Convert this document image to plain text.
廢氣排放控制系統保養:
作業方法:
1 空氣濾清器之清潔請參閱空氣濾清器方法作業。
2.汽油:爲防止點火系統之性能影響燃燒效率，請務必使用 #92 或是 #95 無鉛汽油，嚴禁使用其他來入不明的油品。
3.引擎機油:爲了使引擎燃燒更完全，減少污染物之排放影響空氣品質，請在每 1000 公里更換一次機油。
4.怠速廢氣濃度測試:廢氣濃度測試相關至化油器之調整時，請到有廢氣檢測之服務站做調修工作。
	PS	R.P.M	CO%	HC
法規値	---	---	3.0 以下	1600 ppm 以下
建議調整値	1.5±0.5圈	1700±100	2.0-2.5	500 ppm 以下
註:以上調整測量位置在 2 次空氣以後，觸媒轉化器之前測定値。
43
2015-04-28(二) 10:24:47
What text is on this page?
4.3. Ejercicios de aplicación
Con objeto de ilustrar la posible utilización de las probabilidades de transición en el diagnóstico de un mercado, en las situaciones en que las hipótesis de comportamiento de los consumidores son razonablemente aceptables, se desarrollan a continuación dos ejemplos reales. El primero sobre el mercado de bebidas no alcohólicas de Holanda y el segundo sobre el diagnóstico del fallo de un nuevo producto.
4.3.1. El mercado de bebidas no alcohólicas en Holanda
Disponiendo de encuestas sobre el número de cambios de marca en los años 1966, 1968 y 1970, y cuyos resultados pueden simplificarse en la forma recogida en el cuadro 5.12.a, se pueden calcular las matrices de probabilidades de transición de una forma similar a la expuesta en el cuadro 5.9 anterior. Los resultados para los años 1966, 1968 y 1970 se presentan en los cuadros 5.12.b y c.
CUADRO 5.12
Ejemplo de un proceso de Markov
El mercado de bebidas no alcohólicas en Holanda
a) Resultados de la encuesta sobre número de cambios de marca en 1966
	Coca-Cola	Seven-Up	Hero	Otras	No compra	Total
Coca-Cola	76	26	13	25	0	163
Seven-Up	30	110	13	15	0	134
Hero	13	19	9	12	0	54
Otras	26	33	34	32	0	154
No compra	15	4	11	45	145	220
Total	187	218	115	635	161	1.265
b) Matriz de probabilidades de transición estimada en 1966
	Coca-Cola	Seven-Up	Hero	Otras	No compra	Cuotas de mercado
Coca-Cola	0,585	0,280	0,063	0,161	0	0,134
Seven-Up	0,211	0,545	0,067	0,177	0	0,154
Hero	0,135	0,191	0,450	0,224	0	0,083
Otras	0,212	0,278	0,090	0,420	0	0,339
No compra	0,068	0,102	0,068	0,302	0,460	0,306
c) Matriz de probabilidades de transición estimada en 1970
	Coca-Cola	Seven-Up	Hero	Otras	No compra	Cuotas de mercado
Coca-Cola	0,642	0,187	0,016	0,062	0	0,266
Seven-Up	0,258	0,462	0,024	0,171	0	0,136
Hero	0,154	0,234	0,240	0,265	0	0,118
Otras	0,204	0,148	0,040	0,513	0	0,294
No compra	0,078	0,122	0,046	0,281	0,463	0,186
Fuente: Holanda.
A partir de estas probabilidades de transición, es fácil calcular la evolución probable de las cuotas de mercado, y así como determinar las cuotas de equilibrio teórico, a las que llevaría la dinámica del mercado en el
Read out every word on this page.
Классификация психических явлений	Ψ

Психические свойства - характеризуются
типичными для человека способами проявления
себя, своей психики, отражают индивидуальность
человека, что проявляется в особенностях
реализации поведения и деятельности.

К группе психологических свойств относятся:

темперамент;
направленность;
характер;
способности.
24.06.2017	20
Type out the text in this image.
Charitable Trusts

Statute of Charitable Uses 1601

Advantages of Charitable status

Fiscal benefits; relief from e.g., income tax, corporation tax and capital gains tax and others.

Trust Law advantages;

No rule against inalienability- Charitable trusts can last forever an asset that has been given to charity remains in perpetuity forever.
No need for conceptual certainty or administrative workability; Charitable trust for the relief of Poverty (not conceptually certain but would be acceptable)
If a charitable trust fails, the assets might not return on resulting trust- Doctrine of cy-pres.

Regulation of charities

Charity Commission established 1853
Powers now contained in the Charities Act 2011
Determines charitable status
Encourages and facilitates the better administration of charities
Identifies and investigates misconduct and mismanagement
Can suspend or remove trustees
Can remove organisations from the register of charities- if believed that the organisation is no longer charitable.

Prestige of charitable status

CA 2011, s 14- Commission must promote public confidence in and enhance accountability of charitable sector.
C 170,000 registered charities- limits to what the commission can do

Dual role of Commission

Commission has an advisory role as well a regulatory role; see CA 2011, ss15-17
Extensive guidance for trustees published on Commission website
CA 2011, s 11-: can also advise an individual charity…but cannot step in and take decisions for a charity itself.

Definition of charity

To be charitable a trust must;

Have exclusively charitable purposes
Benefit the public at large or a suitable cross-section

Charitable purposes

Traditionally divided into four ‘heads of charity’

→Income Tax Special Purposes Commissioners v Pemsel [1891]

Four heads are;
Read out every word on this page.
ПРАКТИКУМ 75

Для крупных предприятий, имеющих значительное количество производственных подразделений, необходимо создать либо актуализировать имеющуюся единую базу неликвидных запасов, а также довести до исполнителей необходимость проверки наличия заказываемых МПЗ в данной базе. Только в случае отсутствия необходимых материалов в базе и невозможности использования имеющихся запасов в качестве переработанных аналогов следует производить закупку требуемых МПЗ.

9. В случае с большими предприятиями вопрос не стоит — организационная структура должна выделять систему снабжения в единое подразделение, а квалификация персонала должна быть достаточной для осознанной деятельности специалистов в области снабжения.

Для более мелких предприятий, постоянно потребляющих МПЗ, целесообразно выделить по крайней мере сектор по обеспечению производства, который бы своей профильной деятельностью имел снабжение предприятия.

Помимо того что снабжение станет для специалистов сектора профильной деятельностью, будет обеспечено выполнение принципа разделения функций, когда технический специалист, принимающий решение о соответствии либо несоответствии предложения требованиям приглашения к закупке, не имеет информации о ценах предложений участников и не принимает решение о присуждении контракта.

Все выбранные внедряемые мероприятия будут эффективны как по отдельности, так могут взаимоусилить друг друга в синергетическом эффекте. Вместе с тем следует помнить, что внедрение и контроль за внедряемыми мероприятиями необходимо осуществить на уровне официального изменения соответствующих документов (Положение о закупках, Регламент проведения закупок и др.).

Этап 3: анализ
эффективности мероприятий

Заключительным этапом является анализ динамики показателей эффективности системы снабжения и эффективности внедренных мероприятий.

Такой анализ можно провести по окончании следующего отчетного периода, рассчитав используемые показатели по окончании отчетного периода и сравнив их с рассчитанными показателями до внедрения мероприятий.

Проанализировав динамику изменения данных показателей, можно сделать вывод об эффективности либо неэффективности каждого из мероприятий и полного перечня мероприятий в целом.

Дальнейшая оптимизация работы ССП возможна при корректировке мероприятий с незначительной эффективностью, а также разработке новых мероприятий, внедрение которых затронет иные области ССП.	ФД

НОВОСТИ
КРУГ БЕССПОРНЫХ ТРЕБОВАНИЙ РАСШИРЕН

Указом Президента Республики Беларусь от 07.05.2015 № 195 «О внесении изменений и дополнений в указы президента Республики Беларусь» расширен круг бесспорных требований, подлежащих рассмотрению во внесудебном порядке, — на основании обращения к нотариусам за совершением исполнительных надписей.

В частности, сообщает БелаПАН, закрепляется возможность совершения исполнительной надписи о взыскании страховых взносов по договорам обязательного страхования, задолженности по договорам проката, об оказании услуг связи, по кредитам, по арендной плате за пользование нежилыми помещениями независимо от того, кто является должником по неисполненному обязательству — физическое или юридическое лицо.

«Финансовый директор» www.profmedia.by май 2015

----

● **Objective**
Within the listing above, copy each line that has the string "своей".

● **Response below**
себя, своей психики, отражают индивидуальность
Для более мелких предприятий, постоянно потребляющих МПЗ, целесообразно выделить по крайней мере сектор по обеспечению производства, который бы своей профильной деятельностью имел снабжение предприятия.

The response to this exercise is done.